**RECORDS FOR PROCESSING**
------------------------------------

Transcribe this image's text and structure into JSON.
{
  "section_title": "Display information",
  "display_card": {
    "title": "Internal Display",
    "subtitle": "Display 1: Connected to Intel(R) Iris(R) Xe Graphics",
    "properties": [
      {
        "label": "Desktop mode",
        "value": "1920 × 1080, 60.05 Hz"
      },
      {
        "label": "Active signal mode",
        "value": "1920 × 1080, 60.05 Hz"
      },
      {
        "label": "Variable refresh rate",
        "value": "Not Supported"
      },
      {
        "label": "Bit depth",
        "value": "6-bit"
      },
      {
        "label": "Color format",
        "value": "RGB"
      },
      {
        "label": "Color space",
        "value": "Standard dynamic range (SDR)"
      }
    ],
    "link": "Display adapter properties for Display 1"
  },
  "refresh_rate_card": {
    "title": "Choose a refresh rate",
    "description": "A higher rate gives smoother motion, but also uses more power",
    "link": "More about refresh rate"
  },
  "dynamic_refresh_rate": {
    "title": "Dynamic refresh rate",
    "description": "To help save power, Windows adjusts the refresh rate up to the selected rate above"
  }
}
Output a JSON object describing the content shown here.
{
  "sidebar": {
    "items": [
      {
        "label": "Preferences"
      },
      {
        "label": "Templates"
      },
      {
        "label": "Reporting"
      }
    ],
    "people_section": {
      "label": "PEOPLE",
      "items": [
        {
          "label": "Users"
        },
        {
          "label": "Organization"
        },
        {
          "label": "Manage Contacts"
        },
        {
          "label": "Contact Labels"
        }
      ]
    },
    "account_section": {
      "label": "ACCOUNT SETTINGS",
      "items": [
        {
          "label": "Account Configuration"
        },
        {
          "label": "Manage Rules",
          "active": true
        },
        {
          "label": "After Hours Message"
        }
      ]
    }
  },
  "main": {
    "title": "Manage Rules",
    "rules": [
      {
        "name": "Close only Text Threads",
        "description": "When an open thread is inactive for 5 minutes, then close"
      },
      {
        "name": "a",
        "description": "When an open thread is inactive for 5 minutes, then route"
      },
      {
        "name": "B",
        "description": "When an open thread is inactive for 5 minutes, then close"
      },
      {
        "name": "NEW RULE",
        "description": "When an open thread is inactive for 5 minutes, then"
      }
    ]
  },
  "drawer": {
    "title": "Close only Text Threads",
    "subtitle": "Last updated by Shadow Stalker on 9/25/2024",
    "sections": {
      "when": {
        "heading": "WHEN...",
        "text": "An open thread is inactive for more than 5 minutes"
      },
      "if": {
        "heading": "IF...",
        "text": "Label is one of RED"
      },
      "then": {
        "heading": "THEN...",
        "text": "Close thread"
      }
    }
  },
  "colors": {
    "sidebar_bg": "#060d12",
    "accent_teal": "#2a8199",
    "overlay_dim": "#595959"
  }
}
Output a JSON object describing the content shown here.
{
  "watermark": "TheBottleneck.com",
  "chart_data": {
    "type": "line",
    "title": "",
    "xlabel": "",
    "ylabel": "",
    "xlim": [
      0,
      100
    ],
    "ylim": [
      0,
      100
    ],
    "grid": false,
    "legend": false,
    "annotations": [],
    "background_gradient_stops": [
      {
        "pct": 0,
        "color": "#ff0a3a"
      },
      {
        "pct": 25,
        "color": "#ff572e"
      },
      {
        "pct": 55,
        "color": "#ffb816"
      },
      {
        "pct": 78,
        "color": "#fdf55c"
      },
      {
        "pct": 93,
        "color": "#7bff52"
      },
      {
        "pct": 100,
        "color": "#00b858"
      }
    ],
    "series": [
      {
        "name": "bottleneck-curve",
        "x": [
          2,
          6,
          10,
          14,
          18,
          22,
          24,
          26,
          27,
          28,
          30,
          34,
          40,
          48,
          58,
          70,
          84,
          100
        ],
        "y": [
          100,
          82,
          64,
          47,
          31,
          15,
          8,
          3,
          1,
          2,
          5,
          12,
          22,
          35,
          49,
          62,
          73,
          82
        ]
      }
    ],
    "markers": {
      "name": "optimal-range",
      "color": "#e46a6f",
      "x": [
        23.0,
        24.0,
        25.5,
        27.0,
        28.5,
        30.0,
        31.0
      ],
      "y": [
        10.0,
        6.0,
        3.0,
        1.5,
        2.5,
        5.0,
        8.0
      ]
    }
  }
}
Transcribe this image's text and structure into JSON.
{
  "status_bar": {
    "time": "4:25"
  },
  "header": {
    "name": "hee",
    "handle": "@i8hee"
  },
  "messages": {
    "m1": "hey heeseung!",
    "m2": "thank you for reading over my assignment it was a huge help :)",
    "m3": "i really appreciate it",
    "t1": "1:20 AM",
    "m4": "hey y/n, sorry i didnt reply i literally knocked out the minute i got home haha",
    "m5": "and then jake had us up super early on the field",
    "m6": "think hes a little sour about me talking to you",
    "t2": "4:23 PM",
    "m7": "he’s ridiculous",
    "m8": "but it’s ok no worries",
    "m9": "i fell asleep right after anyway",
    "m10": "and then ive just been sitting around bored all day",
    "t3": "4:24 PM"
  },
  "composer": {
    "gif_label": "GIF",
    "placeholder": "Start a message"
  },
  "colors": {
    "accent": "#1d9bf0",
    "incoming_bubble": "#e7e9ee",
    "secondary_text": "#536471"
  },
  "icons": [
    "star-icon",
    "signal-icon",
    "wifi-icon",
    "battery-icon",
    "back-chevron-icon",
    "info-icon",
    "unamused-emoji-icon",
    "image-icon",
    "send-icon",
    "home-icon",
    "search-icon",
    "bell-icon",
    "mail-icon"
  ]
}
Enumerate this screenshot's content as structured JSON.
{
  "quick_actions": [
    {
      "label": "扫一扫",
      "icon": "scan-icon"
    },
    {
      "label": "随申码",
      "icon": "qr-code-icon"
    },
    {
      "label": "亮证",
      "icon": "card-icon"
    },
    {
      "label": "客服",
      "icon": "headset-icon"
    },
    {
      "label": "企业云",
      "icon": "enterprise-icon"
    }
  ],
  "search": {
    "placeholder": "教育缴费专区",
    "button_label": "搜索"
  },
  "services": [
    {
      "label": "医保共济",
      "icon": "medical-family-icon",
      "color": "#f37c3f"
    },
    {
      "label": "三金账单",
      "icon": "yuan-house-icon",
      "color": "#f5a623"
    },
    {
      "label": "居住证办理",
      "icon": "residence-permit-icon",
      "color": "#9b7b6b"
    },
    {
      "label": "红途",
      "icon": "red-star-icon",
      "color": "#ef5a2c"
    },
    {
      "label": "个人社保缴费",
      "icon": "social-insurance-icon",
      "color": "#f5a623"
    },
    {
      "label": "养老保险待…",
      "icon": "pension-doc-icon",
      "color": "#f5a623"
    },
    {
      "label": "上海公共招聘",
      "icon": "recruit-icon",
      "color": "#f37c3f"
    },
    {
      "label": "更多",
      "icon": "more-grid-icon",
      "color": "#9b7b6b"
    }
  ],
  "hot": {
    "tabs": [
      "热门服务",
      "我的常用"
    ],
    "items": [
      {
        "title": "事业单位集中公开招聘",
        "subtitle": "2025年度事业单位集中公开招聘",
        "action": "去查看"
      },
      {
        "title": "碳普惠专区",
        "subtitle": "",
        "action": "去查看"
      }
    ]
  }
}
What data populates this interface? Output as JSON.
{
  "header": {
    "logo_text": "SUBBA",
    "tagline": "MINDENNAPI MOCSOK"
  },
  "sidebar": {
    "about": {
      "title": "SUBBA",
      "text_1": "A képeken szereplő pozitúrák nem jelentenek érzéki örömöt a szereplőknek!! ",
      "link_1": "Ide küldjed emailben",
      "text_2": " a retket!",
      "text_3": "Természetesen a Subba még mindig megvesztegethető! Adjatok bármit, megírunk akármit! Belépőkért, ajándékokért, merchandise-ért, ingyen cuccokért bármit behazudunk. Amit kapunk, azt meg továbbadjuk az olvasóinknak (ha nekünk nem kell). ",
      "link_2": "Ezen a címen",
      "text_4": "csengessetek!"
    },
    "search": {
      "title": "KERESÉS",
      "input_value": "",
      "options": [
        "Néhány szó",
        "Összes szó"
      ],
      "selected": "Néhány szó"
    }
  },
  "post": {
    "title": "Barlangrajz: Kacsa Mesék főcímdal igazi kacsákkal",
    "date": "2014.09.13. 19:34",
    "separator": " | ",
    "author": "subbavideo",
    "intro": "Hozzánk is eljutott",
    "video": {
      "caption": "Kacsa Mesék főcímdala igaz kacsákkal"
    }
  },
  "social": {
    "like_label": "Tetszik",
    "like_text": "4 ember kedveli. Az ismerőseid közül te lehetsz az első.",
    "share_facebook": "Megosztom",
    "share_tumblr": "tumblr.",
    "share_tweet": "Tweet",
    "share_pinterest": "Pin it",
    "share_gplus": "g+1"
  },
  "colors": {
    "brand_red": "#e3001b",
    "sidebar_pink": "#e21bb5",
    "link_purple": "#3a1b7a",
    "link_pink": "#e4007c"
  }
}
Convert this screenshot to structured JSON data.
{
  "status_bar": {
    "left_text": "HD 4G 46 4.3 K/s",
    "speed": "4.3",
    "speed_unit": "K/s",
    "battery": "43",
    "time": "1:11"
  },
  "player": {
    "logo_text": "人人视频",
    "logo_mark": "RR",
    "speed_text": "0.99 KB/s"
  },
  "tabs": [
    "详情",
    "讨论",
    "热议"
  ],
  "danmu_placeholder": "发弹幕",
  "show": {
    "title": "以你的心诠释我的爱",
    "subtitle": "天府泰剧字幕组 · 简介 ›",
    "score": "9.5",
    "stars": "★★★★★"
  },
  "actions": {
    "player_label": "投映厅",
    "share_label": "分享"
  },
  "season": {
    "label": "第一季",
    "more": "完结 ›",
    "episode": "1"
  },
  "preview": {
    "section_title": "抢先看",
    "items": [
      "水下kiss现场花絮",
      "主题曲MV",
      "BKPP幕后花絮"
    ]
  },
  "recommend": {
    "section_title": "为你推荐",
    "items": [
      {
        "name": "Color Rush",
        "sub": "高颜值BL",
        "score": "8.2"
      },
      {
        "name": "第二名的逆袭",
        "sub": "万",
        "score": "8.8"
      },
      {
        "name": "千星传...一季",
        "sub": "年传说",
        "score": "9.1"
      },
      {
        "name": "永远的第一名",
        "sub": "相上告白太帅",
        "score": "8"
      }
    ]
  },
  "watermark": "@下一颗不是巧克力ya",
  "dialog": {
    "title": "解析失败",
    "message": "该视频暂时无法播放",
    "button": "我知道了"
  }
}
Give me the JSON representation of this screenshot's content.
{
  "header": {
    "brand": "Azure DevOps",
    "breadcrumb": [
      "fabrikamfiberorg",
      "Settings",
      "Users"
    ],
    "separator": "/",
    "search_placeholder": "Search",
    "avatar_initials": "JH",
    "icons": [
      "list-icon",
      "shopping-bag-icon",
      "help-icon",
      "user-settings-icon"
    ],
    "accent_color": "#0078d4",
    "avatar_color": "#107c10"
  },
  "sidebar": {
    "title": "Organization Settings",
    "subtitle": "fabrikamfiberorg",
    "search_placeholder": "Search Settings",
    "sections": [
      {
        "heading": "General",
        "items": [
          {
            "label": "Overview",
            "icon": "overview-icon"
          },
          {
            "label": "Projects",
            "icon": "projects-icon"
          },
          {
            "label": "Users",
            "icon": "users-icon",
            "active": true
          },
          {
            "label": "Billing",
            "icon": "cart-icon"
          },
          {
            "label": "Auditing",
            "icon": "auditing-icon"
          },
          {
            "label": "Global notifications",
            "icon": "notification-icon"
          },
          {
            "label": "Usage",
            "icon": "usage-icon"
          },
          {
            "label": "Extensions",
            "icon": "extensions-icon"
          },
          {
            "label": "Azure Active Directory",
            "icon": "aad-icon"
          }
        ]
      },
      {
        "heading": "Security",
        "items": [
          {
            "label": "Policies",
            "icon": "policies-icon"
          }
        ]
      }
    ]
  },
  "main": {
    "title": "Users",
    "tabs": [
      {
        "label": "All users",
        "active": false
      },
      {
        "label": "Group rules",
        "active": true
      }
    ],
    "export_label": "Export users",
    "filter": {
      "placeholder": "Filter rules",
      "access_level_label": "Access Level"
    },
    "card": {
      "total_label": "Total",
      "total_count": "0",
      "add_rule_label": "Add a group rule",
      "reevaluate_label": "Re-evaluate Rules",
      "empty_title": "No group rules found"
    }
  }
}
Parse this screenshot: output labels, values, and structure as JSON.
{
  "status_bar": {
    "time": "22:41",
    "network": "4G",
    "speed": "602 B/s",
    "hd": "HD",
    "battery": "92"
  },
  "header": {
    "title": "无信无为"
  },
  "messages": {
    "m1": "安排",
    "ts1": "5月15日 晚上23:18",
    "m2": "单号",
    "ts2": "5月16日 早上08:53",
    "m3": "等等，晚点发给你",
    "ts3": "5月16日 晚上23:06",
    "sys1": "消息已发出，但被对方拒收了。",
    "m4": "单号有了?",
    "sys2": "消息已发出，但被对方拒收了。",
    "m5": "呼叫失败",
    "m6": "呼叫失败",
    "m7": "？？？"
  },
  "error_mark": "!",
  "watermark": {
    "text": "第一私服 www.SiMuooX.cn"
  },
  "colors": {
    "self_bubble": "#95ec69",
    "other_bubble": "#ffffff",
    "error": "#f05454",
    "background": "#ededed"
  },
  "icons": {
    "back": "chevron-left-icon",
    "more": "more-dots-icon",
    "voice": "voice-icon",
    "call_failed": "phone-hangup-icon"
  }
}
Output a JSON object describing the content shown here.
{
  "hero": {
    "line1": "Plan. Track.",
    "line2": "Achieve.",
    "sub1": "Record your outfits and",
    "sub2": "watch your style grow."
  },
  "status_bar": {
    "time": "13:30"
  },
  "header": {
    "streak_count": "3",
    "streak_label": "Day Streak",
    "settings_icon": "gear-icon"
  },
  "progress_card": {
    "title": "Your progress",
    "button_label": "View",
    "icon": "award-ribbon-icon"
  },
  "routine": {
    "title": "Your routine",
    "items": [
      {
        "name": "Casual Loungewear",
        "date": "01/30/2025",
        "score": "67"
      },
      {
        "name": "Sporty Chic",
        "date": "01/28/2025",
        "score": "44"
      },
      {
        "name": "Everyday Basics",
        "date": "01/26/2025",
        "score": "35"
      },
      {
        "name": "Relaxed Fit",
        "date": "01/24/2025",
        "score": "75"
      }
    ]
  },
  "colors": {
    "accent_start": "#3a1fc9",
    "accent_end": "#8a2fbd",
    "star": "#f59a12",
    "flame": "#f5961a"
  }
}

------------------------------------

**GIVEN INSTRUCTION**
Find every line with "time" in the listing and state how many there are, nothing else.

**TASK OUTPUT**
4